Problems to solve »
1) Write out the part of the Hong Kong nationalism passage starting with "Two Systems, Two Countries traces" and going on through "the past decade.".
2) Lay out the listing as a Markdown table with the columns No. and Entry, starting with the line with "gallery-thumbnail[interactable] bbox=[443, 261, 569, 344]" and going on through the line with "brand-logo[interactable]: JAMES MAHER", and leave out any blank lines.

Passage provided »
As Hong Kong is integrated into the People’s Republic of China, ever fewer people in the city identify as Chinese. Two Systems, Two Countries explains why.
Two Systems, Two Countries traces the origins of Hong Kong nationalism and introduces readers to its main schools of thought: city-state theory, self-determination, independence, and returnism. The idea of Hong Kong independence, Kevin Carrico shows, is more than just a provocation testing Beijing’s red lines: it represents a collective awakening to the failure of One Country Two Systems and the need to transcend obsolete orthodoxies. With a conclusion that examines Hong Kong nationalism’s influence on the 2019 protest movement, Two Systems, Two Countries is an engaging and accessible introduction to the tumultuous shifts in Hong Kong politics and identity over the past decade.
Kevin Carrico is Senior Lecturer in Chinese Studies at Monash University. He is author of The Great Han: Race, Nationalism, and Tradition in China Today and translator of Tibet on Fire. He is also a former columnist for Hong Kong's Apple Daily.

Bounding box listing
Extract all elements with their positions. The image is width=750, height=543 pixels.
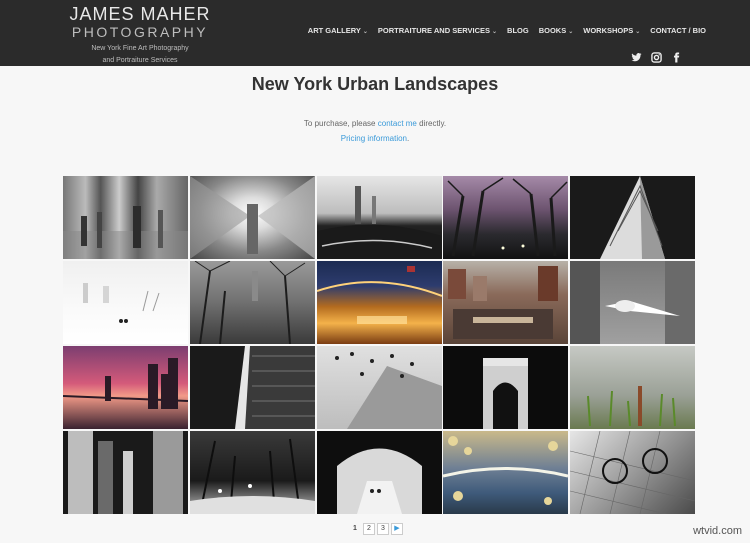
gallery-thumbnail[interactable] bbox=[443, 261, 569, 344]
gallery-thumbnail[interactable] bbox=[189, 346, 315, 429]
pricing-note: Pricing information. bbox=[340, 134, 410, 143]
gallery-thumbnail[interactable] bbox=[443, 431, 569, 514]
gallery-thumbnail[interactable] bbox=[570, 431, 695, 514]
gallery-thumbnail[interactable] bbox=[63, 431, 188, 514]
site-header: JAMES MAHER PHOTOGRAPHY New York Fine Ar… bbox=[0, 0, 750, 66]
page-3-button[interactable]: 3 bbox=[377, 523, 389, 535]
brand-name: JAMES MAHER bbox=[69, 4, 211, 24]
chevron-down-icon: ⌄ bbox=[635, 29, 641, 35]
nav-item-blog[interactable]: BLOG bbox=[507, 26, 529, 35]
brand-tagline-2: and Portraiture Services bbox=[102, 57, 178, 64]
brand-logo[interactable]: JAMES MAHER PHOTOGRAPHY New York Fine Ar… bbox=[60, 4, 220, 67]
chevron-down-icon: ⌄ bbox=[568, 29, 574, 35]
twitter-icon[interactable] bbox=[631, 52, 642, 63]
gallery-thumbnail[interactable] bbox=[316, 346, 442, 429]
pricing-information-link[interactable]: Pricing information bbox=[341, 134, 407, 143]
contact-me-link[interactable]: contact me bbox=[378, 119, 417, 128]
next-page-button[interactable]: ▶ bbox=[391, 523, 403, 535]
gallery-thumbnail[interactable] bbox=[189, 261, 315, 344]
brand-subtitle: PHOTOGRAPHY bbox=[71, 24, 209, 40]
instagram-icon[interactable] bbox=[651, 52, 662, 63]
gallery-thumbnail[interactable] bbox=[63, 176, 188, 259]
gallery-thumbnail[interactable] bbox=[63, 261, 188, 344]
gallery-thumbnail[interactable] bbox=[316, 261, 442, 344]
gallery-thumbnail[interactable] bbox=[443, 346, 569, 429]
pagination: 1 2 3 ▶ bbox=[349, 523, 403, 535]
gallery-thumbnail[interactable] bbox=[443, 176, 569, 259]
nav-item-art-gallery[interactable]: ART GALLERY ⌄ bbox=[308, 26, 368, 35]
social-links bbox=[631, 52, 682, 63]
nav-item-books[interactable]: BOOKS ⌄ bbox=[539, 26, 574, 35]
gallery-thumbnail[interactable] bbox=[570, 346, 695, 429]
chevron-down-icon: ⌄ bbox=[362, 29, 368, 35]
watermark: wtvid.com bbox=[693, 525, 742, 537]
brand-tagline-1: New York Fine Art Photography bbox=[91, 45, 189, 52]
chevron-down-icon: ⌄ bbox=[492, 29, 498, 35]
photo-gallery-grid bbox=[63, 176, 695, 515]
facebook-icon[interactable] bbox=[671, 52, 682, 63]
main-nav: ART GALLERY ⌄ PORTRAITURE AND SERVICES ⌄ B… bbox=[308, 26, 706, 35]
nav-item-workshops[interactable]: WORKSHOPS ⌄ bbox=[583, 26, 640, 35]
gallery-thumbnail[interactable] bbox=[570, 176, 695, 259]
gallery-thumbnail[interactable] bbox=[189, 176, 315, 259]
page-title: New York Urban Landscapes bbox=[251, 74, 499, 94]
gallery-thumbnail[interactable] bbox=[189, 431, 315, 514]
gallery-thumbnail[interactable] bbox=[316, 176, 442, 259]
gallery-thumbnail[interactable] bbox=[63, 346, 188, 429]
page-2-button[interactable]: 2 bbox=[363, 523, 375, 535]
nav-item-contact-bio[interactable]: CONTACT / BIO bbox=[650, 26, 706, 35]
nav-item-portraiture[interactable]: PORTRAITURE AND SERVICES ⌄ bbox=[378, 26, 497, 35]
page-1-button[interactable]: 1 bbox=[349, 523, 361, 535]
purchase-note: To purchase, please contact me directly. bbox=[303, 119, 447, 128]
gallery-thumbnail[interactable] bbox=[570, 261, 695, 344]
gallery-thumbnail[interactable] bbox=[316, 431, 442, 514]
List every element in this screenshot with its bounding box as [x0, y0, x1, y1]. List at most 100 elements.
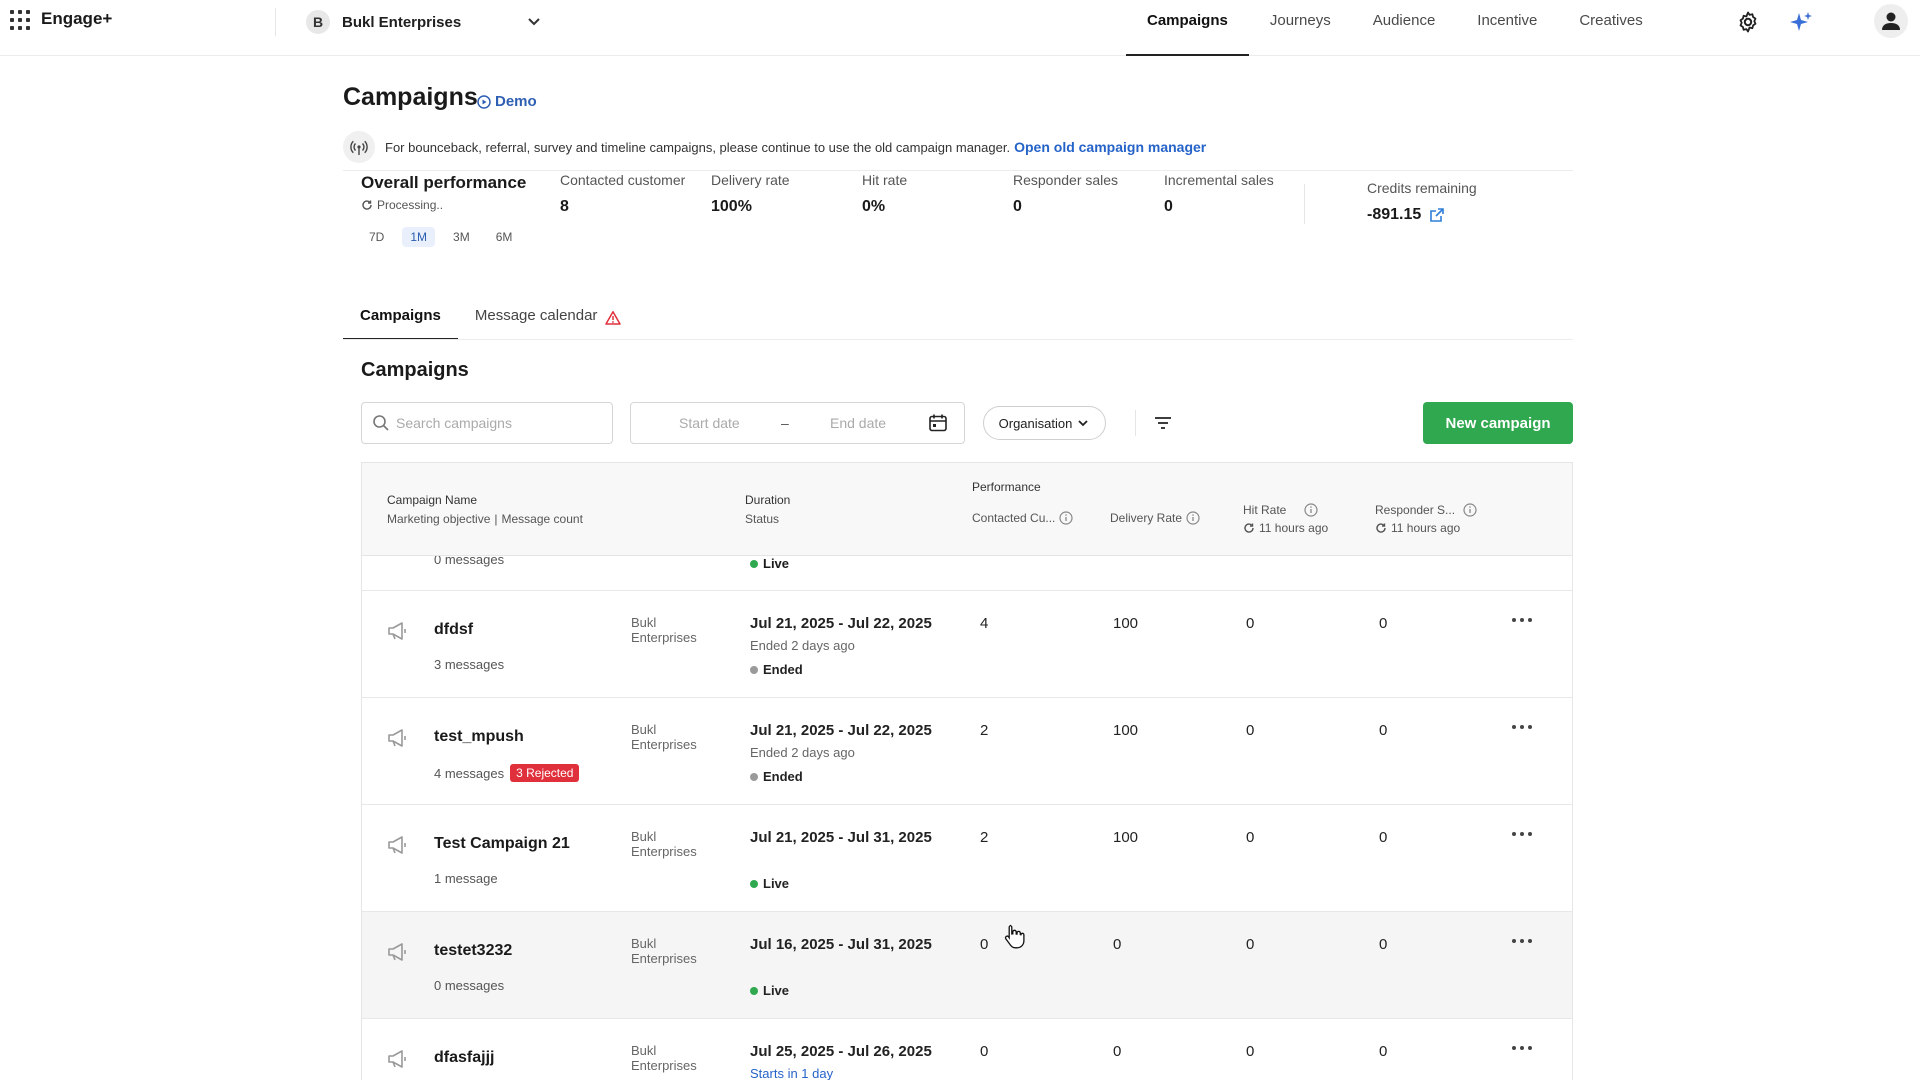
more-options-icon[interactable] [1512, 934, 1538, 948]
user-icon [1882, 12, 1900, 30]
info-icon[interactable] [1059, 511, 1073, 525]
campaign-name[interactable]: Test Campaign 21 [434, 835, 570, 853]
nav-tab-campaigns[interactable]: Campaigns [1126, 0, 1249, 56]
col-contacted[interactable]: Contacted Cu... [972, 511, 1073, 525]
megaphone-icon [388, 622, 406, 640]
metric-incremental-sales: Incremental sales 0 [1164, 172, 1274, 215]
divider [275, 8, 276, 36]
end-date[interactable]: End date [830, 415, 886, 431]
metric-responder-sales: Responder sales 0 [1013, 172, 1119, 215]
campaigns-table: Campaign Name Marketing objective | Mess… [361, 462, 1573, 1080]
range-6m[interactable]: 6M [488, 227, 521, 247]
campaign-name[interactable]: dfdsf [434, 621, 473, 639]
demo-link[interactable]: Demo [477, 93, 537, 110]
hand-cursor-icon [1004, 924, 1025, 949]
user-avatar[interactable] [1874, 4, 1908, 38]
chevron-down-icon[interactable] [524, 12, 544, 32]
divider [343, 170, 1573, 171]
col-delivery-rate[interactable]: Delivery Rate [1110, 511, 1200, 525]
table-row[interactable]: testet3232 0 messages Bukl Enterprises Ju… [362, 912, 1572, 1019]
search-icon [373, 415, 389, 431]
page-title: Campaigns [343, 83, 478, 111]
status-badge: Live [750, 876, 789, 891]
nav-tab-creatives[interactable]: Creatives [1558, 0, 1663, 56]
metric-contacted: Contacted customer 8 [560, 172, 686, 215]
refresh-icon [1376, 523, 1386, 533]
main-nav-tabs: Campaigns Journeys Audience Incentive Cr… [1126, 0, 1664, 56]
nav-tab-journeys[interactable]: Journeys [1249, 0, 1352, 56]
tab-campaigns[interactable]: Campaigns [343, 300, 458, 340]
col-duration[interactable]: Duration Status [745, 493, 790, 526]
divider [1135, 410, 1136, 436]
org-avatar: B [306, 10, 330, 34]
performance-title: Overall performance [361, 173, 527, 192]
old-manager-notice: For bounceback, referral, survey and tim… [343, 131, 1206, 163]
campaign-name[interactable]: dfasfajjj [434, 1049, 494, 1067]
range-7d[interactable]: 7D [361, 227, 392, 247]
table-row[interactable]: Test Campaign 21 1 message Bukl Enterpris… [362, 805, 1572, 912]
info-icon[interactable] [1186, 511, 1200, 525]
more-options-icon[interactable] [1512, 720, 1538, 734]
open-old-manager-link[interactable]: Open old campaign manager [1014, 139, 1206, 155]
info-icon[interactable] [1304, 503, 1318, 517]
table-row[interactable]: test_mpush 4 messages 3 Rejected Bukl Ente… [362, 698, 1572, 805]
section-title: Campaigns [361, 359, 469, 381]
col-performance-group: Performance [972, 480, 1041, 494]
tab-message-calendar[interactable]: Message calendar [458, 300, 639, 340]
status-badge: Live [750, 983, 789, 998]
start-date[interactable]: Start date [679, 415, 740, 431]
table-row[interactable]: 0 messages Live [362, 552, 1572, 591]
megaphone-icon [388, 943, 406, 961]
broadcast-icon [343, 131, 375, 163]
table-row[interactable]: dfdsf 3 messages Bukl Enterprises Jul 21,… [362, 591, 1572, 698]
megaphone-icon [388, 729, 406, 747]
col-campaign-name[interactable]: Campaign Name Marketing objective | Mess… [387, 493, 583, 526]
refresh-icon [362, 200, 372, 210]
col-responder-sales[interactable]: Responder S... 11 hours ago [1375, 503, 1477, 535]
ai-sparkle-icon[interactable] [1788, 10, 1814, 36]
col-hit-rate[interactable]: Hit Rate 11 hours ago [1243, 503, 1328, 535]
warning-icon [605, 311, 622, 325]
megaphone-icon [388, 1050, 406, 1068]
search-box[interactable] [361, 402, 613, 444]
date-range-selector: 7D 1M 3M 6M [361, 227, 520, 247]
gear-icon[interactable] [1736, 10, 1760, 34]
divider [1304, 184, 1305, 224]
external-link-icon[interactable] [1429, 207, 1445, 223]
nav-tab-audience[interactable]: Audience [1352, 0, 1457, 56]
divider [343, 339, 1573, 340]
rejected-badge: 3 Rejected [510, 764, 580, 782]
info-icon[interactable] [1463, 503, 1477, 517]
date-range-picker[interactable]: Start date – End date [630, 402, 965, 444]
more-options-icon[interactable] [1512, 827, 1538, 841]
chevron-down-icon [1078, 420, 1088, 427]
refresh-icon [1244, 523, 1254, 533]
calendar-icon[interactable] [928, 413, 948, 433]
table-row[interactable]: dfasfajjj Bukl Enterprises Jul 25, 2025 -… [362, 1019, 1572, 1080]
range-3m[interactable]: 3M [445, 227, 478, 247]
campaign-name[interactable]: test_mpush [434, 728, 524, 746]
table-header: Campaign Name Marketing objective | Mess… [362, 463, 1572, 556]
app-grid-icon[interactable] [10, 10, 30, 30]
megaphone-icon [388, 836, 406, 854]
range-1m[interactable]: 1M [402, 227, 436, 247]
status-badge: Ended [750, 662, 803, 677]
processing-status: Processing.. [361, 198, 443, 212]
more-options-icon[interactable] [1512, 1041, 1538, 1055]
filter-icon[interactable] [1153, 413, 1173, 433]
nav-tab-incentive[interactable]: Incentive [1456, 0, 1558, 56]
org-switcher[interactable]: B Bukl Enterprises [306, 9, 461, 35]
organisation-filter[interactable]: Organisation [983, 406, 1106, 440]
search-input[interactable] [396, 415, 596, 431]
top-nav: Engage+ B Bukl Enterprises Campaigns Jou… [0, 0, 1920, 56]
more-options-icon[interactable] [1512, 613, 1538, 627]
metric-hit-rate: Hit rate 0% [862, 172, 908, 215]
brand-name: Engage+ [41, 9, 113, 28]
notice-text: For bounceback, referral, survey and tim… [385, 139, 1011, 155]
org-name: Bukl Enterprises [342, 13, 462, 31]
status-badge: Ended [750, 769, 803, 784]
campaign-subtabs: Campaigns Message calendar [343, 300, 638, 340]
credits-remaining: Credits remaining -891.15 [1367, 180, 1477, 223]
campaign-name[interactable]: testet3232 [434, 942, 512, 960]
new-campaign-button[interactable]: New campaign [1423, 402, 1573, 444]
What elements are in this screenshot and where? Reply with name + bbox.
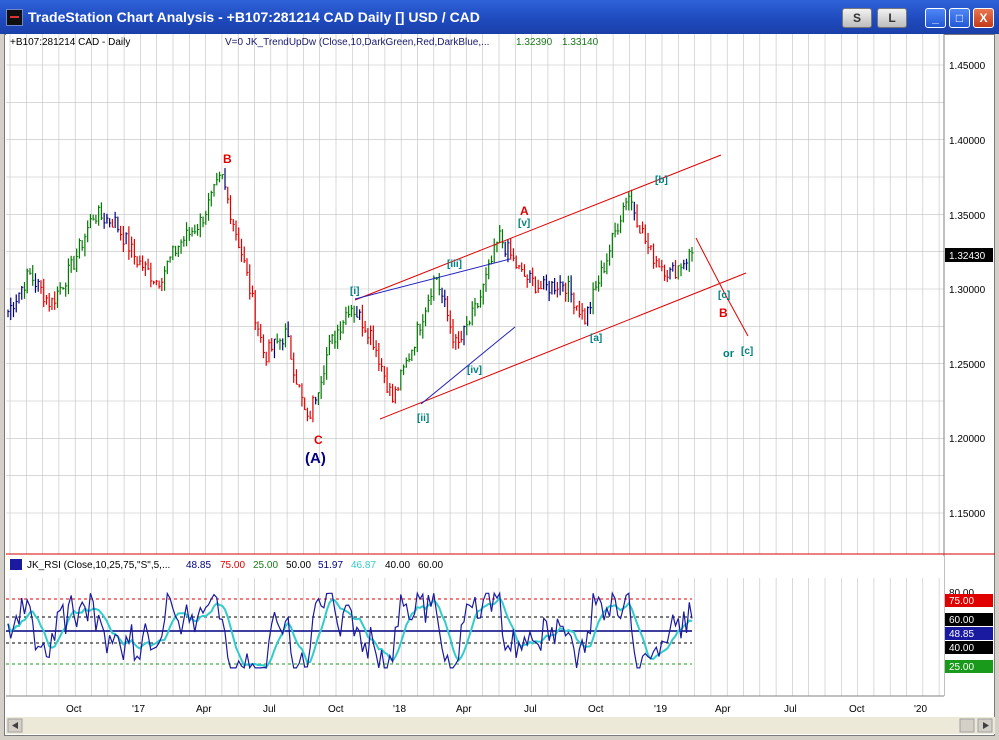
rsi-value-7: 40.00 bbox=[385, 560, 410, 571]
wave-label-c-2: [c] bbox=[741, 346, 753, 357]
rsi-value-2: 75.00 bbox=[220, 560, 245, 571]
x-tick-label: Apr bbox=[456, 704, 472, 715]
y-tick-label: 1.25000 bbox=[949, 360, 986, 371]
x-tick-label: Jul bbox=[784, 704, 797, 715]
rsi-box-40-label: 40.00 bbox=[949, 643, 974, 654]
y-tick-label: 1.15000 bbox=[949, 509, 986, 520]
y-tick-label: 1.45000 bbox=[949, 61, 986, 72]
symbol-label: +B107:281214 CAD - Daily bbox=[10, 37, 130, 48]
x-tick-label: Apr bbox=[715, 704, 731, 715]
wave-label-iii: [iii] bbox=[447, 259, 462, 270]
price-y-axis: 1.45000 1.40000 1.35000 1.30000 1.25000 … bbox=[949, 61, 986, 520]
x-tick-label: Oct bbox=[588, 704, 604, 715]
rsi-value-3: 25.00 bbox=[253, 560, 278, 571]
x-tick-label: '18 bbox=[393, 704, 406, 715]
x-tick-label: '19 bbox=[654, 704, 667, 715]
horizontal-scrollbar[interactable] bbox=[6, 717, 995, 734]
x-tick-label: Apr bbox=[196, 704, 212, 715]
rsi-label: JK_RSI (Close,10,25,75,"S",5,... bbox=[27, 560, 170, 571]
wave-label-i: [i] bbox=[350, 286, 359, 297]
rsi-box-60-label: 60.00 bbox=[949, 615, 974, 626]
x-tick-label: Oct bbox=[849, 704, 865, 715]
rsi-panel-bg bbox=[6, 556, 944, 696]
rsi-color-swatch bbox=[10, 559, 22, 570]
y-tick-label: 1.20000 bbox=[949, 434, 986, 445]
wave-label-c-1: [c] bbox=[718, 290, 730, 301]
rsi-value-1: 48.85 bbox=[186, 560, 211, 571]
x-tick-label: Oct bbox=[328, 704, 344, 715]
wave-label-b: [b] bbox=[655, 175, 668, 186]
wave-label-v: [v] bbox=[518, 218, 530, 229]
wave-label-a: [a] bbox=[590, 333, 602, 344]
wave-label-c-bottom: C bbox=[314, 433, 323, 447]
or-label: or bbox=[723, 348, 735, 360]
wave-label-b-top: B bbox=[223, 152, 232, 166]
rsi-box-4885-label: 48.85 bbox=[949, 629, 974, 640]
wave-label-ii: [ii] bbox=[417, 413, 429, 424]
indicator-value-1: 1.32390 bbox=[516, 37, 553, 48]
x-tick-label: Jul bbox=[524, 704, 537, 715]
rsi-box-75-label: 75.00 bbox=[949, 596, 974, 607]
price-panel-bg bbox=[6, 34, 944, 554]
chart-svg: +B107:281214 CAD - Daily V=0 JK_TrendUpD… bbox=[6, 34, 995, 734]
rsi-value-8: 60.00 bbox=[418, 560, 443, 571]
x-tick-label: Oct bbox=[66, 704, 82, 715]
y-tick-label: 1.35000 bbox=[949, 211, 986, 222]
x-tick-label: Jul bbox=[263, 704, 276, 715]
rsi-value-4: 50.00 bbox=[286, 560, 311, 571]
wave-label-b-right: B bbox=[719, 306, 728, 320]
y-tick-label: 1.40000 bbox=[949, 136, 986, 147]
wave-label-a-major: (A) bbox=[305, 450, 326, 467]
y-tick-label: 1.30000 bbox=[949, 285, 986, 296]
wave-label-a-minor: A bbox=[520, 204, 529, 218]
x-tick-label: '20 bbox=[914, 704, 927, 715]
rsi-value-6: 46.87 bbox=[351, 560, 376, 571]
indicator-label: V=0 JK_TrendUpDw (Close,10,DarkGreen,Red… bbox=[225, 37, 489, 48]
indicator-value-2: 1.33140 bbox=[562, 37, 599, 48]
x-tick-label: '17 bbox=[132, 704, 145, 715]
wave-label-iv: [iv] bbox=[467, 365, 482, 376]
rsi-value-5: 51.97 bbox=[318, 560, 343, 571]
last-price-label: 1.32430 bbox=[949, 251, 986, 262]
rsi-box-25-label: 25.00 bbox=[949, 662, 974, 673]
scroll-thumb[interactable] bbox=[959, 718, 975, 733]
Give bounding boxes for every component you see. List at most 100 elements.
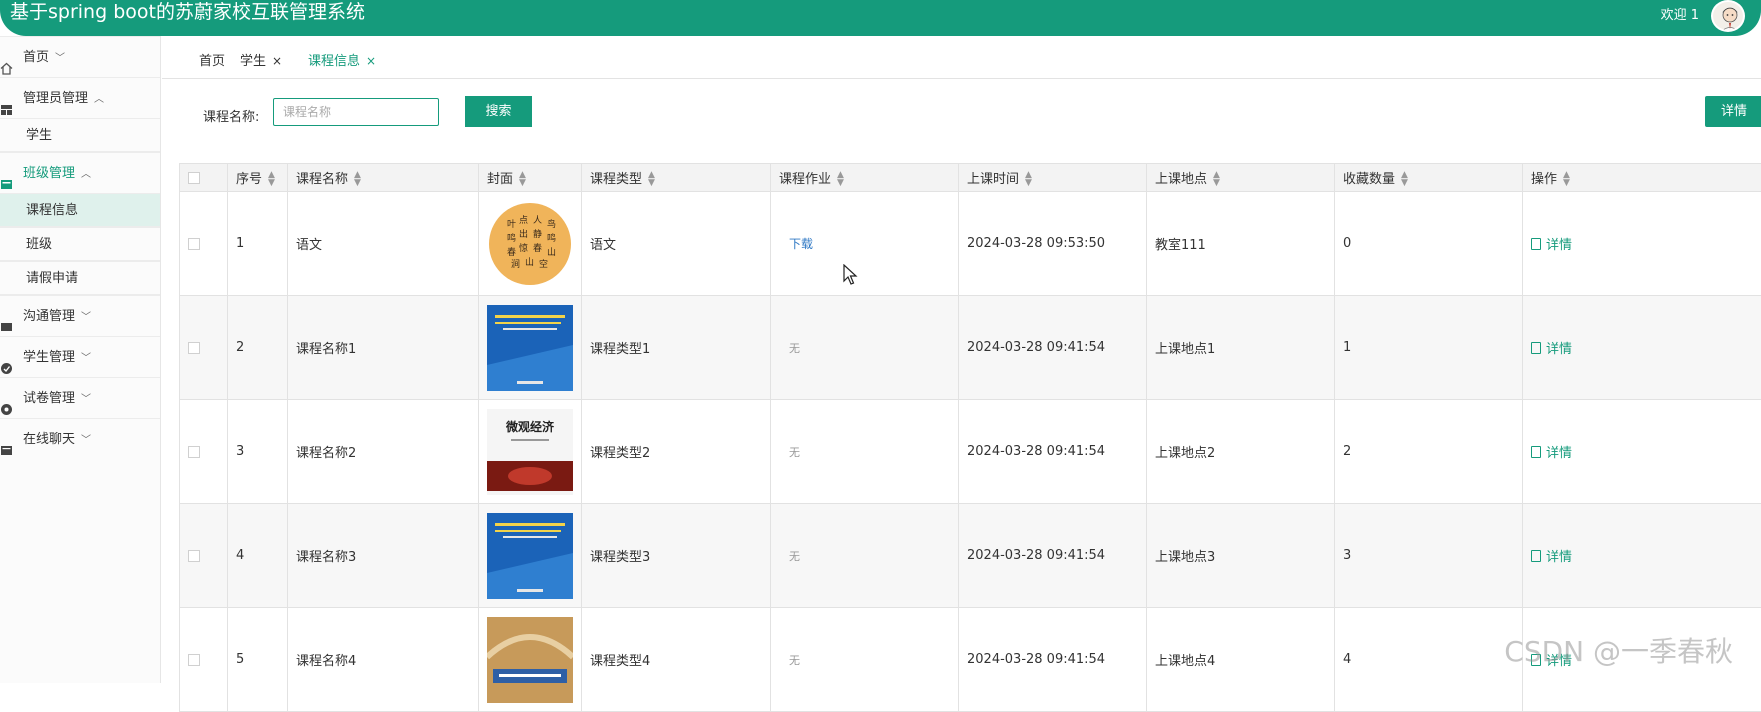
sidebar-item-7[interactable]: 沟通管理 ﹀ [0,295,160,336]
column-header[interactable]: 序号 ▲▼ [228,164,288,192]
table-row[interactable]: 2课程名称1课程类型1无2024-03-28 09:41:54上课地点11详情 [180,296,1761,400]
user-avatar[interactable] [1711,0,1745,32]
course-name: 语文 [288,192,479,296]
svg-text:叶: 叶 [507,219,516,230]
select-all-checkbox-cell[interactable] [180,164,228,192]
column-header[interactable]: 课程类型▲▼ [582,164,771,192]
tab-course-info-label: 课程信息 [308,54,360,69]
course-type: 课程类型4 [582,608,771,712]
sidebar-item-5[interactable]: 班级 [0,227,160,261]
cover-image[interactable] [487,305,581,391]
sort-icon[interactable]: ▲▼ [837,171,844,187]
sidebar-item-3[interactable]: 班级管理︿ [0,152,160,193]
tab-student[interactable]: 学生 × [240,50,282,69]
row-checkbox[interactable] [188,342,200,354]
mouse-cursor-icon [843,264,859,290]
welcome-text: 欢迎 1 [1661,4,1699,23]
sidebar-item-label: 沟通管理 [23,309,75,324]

Completed exercise »
1)
Two Systems, Two Countries traces the origins of Hong Kong nationalism and introduces readers to its main schools of thought: city-state theory, self-determination, independence, and returnism. The idea of Hong Kong independence, Kevin Carrico shows, is more than just a provocation testing Beijing’s red lines: it represents a collective awakening to the failure of One Country Two Systems and the need to transcend obsolete orthodoxies. With a conclusion that examines Hong Kong nationalism’s influence on the 2019 protest movement, Two Systems, Two Countries is an engaging and accessible introduction to the tumultuous shifts in Hong Kong politics and identity over the past decade.

2)
| No. | Entry |
|---|---|
| 1 | gallery-thumbnail[interactable] bbox=[443, 261, 569, 344] |
| 2 | gallery-thumbnail[interactable] bbox=[189, 346, 315, 429] |
| 3 | pricing-note: Pricing information. bbox=[340, 134, 410, 143] |
| 4 | gallery-thumbnail[interactable] bbox=[443, 431, 569, 514] |
| 5 | gallery-thumbnail[interactable] bbox=[570, 431, 695, 514] |
| 6 | gallery-thumbnail[interactable] bbox=[63, 431, 188, 514] |
| 7 | site-header: JAMES MAHER PHOTOGRAPHY New York Fine Ar… bbox=[0, 0, 750, 66] |
| 8 | page-3-button[interactable]: 3 bbox=[377, 523, 389, 535] |
| 9 | brand-name: JAMES MAHER bbox=[69, 4, 211, 24] |
| 10 | chevron-down-icon: ⌄ bbox=[635, 29, 641, 35] |
| 11 | nav-item-blog[interactable]: BLOG bbox=[507, 26, 529, 35] |
| 12 | brand-tagline-2: and Portraiture Services bbox=[102, 57, 178, 64] |
| 13 | brand-logo[interactable]: JAMES MAHER PHOTOGRAPHY New York Fine Ar… bbox=[60, 4, 220, 67] |